EXCERPT PROVIDED:
The Delhi High Court has denied a request for an interim stay on the Information Technology Rules 2021, on May 27. Live Law reported that the case has been pushed forward as the high court is only hearing “urgent” cases.
The same day this order came out, the Ministry of Information & Broadcasting issued a public notice instructing news organisations to send details of their compliance with the Rules within fifteen days.
The petitioners in the case —the Foundation for Independent Journalism, The Wire founding editor MK Venu, and The News Minute’s editor Dhanya Rajendran—argued that the government was overreaching on the authority granted to it by law, and that the rules were excessive. The rules give the government judicial-style powers over publications, it said. The next hearing will now be on August 4, over two months from now.
In response to a similar petition filed by The Quint, which was tagged along with the FIJ plea, the court similarly refused interim protections. But it said that it would hear urgent applications if need be. However, in March the Kerala High Court granted a stay to the legal news website LiveLaw from complying with the rules pending further proceedings.
The new IT Rules require online news publications to appoint a grievance officer, be a part of a self-regulatory body which can hear appeals from unsatisfied complainants, and finally submit to another level of oversight from the government. The Rules also require compliance with a code of ethics and rules that were before only applicable to print and broadcast media.

Document structure recognition data
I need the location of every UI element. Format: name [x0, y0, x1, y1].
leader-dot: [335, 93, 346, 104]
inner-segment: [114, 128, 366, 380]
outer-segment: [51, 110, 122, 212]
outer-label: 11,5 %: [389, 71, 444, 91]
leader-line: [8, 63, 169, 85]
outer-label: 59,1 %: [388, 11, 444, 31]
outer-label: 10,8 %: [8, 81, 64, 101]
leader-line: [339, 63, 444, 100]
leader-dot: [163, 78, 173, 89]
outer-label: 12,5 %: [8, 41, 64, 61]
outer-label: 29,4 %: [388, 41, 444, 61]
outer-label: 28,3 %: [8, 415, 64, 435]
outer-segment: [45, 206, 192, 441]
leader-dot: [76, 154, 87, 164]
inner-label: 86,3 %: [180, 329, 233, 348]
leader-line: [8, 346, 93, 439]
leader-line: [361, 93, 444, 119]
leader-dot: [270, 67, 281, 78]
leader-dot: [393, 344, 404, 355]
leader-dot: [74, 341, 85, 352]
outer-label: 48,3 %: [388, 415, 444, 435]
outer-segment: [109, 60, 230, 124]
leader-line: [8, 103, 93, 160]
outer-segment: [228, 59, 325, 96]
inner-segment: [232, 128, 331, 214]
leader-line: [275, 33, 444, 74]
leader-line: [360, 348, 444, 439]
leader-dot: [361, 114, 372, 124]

WORK REQUIRED:
List every requirement that, according to the article on the court challenge to the IT Rules 2021, the new Rules place on online news publications.

RESPONSE BELOW:
- Appoint a grievance officer.
- Be part of a self-regulatory body that can hear appeals from unsatisfied complainants.
- Submit to another level of oversight from the government.
- Comply with a code of ethics and rules that previously applied only to print and broadcast media.